Problem statement:
Find every line in the records below that holds the word "Arcos" and copy it.

Dataset extract:
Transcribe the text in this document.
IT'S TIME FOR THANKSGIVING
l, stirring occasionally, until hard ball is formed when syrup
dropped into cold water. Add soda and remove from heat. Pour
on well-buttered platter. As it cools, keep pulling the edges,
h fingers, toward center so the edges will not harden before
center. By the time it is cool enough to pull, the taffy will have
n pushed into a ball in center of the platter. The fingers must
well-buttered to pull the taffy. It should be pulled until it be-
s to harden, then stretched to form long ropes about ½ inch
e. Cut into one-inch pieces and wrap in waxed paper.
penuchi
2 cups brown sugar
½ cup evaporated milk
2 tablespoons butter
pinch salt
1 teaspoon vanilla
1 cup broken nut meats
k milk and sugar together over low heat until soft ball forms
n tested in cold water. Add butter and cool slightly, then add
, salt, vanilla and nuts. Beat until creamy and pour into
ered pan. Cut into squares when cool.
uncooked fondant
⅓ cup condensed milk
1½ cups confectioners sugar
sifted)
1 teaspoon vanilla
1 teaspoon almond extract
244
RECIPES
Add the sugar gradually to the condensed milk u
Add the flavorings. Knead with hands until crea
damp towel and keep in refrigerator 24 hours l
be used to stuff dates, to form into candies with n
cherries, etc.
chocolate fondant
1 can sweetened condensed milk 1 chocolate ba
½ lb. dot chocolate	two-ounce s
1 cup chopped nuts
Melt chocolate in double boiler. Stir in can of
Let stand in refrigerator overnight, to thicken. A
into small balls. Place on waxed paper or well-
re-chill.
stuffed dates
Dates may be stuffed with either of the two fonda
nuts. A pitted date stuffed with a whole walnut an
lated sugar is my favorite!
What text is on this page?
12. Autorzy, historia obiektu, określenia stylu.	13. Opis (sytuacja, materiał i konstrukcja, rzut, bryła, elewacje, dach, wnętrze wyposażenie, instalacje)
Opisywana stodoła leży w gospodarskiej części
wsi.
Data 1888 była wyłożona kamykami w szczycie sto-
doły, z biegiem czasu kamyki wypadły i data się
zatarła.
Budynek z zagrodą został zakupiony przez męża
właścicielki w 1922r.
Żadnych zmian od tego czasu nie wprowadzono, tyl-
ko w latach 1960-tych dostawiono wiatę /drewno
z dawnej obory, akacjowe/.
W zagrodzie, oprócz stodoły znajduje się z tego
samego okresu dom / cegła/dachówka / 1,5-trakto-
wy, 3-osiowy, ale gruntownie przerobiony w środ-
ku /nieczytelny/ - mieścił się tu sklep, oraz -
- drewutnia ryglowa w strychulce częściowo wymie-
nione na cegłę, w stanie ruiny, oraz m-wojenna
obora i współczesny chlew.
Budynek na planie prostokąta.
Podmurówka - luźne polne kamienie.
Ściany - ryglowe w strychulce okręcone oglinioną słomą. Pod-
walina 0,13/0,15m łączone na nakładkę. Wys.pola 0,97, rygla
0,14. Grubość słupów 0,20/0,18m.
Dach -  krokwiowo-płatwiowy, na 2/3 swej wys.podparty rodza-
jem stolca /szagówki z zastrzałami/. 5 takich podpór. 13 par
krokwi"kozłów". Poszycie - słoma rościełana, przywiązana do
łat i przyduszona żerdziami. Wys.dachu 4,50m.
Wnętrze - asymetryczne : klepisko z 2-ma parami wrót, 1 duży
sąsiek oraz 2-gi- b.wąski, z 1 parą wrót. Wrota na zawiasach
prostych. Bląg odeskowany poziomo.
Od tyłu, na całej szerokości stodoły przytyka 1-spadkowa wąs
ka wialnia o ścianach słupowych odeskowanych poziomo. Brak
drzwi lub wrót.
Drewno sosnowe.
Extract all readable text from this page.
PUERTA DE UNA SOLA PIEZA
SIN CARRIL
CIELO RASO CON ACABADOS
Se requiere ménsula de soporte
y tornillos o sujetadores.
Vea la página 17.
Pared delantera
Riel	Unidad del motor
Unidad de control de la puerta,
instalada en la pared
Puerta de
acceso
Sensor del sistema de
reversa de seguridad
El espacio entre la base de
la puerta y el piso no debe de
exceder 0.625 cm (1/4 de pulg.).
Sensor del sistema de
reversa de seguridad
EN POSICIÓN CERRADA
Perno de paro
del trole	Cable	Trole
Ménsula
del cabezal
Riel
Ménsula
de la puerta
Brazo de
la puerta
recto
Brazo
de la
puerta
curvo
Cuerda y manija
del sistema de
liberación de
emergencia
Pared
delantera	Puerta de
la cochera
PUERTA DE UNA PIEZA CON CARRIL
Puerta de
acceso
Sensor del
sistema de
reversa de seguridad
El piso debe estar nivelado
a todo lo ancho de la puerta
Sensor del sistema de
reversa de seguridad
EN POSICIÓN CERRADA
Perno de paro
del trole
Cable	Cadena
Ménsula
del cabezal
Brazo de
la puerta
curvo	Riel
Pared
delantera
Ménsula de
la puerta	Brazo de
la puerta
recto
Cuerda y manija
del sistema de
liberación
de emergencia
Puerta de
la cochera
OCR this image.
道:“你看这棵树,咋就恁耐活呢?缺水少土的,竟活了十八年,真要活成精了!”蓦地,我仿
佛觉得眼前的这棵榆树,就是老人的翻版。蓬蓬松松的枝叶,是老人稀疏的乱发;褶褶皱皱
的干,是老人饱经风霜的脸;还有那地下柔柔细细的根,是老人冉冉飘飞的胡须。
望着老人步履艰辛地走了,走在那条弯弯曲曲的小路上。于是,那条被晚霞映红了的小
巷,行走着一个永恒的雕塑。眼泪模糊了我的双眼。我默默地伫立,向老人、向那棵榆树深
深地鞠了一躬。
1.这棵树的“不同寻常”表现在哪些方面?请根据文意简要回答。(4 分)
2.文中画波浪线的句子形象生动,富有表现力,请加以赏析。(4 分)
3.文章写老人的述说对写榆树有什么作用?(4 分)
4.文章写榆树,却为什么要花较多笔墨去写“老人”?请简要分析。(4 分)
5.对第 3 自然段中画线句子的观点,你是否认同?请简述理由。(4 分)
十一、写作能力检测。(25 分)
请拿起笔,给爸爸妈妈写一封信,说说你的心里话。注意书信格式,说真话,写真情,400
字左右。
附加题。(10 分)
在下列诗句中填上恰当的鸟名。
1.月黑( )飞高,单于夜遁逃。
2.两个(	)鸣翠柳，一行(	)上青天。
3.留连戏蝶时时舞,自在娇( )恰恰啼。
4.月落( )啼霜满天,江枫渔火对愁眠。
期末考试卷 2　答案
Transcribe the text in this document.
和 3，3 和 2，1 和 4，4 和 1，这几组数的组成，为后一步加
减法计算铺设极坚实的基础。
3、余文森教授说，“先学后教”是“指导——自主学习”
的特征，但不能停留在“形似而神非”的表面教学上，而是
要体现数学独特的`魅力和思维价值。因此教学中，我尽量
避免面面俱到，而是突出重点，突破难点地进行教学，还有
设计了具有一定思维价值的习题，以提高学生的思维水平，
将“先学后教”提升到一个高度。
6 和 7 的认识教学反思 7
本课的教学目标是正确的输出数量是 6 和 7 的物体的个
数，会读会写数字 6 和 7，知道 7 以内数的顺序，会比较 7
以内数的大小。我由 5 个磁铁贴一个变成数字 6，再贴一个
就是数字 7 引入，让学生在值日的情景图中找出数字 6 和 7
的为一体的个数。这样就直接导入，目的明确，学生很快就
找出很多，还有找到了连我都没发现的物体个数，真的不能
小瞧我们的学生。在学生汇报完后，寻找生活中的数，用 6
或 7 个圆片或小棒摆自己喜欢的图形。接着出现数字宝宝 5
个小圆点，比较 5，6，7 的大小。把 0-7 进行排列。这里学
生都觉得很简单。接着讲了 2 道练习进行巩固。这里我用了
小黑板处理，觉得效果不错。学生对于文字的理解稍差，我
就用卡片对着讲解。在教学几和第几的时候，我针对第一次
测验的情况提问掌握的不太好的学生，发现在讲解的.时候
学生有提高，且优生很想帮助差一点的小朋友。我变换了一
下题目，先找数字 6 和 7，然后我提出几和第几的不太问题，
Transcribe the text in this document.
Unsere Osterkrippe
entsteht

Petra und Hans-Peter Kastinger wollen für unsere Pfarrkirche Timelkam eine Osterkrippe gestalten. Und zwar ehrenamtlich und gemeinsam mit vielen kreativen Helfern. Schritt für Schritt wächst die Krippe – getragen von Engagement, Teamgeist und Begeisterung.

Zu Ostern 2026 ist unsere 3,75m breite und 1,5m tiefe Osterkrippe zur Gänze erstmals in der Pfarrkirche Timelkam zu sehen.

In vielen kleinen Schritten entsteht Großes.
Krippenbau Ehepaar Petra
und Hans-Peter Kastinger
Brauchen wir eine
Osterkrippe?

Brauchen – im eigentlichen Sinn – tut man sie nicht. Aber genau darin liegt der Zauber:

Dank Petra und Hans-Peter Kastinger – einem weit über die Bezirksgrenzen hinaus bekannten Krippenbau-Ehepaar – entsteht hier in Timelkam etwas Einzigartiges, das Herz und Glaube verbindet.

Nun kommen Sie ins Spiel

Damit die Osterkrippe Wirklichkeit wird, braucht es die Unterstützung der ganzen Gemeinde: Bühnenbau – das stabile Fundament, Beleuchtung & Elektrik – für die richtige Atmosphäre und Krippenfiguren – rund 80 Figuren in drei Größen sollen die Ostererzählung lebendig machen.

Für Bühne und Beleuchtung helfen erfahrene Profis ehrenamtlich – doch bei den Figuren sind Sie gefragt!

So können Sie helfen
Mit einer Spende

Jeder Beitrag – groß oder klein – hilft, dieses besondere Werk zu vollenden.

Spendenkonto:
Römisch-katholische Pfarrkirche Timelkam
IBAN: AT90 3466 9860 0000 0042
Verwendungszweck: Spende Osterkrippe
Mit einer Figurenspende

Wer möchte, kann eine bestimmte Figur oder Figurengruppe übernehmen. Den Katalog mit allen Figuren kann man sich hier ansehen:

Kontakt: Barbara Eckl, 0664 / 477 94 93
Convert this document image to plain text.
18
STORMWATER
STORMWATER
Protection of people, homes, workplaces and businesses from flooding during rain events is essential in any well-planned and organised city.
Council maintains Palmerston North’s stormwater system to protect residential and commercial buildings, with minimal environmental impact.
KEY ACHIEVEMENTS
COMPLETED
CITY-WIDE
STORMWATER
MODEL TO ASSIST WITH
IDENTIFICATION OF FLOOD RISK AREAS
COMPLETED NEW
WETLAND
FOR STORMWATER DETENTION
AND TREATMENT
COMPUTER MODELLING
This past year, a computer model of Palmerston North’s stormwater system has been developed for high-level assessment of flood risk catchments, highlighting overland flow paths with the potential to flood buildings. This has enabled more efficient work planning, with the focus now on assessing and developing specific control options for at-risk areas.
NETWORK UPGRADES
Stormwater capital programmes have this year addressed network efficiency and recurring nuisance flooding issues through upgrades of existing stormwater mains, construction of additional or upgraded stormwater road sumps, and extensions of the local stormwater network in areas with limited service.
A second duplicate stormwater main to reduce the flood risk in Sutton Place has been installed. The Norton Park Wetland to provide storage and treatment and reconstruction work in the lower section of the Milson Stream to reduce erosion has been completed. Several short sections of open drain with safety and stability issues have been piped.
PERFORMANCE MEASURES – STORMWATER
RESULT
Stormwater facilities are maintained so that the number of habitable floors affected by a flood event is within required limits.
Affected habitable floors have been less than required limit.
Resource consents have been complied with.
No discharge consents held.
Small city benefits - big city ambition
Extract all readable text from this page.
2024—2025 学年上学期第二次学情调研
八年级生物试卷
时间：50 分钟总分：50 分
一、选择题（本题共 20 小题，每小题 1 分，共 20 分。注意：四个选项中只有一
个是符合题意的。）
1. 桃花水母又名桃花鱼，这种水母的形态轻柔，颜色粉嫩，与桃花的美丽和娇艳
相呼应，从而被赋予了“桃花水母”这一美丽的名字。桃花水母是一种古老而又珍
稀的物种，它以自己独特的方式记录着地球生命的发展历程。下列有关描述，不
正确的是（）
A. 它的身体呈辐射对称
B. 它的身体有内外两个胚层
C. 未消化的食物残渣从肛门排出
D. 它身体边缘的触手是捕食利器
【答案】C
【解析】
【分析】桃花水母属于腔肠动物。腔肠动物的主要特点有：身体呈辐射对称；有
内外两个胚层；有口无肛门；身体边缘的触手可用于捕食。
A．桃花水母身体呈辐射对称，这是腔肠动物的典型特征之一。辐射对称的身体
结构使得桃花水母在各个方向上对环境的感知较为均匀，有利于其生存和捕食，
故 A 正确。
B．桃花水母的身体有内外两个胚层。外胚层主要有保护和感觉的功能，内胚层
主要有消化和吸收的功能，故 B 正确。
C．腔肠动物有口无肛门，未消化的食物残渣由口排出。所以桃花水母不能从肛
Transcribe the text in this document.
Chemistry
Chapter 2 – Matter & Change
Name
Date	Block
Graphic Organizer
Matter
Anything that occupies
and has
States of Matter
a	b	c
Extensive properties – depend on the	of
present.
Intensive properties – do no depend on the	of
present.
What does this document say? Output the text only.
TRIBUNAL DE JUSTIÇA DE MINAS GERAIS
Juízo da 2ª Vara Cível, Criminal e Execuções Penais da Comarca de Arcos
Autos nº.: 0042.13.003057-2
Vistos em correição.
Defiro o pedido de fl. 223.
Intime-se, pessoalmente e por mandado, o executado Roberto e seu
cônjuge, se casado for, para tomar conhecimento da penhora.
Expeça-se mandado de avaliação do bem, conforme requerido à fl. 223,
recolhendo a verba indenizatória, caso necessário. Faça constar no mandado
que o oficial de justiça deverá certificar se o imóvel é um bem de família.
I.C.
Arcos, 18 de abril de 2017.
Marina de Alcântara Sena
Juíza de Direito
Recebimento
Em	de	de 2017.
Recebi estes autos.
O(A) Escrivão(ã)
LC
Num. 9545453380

Task output:
Juízo da 2ª Vara Cível, Criminal e Execuções Penais da Comarca de Arcos
Arcos, 18 de abril de 2017.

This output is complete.